#### DATA FOR THE TASK
↓↓↓
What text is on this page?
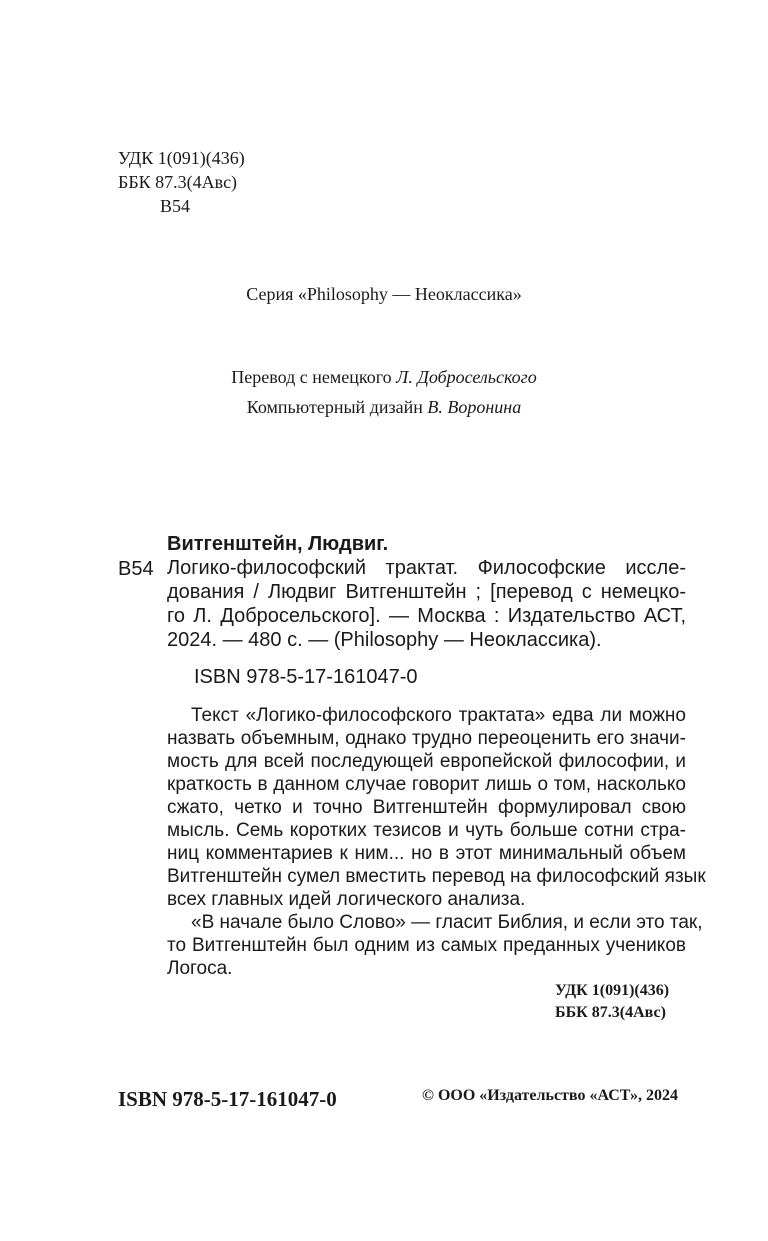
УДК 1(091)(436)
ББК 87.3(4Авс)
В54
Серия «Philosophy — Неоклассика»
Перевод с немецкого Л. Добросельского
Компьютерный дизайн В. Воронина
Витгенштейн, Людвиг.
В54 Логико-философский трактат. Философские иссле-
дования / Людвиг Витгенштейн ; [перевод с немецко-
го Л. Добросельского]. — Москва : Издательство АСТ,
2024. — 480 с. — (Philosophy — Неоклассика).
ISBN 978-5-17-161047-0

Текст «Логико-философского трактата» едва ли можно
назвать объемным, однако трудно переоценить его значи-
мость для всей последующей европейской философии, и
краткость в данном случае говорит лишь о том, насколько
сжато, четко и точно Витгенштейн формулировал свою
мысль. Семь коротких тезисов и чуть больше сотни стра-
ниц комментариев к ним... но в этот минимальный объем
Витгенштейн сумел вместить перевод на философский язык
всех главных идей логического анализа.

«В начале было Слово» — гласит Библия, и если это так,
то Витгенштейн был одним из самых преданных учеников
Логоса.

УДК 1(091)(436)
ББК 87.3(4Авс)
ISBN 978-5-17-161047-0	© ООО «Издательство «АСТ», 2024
↑↑↑
↓↓↓
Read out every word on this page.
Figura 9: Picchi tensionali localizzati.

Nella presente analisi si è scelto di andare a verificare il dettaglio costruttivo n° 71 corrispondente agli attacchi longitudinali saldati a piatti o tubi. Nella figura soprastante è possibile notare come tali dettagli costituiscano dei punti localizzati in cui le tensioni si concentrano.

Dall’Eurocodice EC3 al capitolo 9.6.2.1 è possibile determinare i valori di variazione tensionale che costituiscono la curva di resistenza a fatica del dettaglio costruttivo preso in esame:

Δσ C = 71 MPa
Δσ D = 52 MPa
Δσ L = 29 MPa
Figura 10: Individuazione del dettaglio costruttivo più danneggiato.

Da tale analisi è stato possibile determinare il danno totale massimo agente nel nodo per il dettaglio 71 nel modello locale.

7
↑↑↑
#### TASK REQUIREMENTS
Look through the records and gather every line containing "this".

#### CORRECT RESULT
What text is on this page?
Read out every word on this page.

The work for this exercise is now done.